Directive A:
Recast the entries as a JSON list of strings with one string per line and blank lines left out. Cover everything from the first line of the entries down to the line containing "svg-text:LIFT: LIFT xyxy=(193,515,198,517)", and include that line.

Document segment:
** START **
After we’re nice and stuffed and hot (we refrain from turning on our A/C to conserve energy.  Proud to say we haven’t used it and don’t plan to use it this year. It helps that we have shade trees around us) it’s either a short siesta, house work, yard work, uptown for errands, or a combination of the sort. This is also an opportunity for recreation… blackberry picking, mushroom hunting, more swimming… I personally find it hard not to indulge in a midday nap for 30 minutes to an hour.   

At around 4 it’s back out to the field and on with the list. It is still miserably hot but gradually getting cooler and more bearable. By 6 o’clock I’m ready to work all night. I had rather work hard in the evening than early in the morning. With Lindy and the interns it’s just the opposite. So, unless we have sweet potatoes or some other transplants to go in the ground, they usually take off at around 8.  Not to say they are done. I usually continue working until it’s difficult to distinguish between cultivars and weeds, then it’s back home to dine on the fine meal lovingly prepared. Then we clean up our mess, make lists, relax for a few minutes, and prepare for bed. It’s now well after 10 and we’re all worn out. Can’t wait to wake up late tomorrow!

Please, come join us…

Thomas

July 1, 2011

Under my feet, baby, the grass is growing.

The grass is greener these days and not just on our side of the fence. The black clouds swirl around us and we can literally see thunderstorms strike our neighbors as we hook up more sprinklers and know this one won’t touch us either. Well, that was the beginning of the June, towards the end we all got it good and we are all grateful. We would much rather deal with a little too much than far too little. And thank Glory, we only had hail once.
Our story of blessings in disguise:

The first of this month brought a 10 minute high wind and hail storm. It was a Thursday afternoon and Thomas was trying out a new market that evening in Boiling Springs. I stayed back with the interns, Matt and Erika and we frantically planted all the sweet potato slips we had cut as the clouds rolled in and the lightening and thunder crept closer. The storm arrived, the market yielded an understandably low attendance, and our field was laid out. Most of the leafy greens: kale, chard, pac choi, and turnips were beaten and shredded. The tomato plants were down from their trellises, and the squash plants were all pointing the same direction, on thier sides. Our gratitude was directed towards the market which did not yield much of an income but had unintentionally saved most of the week’s crops by requiring us to harvest a day earlier than usual and 6 hours before the storm hit.
** END **
Annotated element entries
** START **
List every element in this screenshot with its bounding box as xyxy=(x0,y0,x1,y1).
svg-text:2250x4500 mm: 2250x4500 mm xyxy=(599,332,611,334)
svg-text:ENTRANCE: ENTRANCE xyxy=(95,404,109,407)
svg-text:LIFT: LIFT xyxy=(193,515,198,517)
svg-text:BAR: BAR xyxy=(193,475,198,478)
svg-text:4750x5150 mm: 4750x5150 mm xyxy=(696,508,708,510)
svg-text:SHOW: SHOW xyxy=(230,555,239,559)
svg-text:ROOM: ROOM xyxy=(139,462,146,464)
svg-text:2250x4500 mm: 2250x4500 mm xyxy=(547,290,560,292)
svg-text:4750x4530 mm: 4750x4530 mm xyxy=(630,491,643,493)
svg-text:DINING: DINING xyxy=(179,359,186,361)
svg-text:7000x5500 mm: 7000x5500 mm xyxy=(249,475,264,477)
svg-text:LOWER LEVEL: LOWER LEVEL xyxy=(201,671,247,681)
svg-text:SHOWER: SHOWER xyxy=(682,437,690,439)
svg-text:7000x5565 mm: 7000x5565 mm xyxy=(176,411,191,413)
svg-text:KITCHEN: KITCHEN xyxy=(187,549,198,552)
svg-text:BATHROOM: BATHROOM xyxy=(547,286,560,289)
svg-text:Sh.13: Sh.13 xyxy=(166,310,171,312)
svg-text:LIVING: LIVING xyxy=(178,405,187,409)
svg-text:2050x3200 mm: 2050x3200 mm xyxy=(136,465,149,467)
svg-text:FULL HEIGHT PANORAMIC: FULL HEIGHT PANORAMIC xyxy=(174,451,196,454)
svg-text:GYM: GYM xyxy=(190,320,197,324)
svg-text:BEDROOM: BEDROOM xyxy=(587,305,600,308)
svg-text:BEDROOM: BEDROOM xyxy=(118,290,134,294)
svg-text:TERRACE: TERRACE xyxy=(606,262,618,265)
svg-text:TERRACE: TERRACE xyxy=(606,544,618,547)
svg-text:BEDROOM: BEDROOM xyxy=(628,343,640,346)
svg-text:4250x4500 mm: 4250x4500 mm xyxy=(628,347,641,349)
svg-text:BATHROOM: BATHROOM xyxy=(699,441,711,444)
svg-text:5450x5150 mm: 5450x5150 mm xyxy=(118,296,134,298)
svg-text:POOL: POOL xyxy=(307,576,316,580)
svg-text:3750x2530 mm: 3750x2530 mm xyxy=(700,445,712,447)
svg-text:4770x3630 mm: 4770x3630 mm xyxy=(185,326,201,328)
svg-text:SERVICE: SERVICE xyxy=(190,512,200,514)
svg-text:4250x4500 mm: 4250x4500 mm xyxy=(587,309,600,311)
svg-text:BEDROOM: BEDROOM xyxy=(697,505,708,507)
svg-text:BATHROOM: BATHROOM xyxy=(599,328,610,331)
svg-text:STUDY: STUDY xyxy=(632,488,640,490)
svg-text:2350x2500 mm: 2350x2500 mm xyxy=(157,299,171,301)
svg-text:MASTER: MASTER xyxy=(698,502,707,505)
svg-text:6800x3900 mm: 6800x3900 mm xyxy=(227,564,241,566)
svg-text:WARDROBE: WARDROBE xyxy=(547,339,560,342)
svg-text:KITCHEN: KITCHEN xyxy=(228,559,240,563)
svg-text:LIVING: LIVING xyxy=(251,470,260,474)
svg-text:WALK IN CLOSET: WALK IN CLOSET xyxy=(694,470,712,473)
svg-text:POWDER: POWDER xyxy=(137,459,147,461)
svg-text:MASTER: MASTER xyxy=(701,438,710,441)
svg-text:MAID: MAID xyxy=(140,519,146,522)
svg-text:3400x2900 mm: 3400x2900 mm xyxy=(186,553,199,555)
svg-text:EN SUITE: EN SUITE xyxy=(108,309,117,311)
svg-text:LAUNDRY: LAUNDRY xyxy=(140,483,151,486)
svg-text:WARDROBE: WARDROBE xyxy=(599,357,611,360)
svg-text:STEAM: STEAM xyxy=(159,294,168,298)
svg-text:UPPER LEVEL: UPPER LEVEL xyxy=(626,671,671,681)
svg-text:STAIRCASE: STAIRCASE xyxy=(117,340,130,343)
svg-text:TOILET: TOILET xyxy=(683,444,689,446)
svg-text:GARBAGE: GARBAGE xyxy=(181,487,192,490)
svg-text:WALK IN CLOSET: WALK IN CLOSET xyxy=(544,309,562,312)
** END **
Directive B:
Echo the farm diary word for word, taking everything from "Please, come join" down to "had hail once.".

Final result A:
[
  "List every element in this screenshot with its bounding box as xyxy=(x0,y0,x1,y1).",
  "svg-text:2250x4500 mm: 2250x4500 mm xyxy=(599,332,611,334)",
  "svg-text:ENTRANCE: ENTRANCE xyxy=(95,404,109,407)",
  "svg-text:LIFT: LIFT xyxy=(193,515,198,517)"
]

Final result B:
Please, come join us…

Thomas

July 1, 2011

Under my feet, baby, the grass is growing.

The grass is greener these days and not just on our side of the fence. The black clouds swirl around us and we can literally see thunderstorms strike our neighbors as we hook up more sprinklers and know this one won’t touch us either. Well, that was the beginning of the June, towards the end we all got it good and we are all grateful. We would much rather deal with a little too much than far too little. And thank Glory, we only had hail once.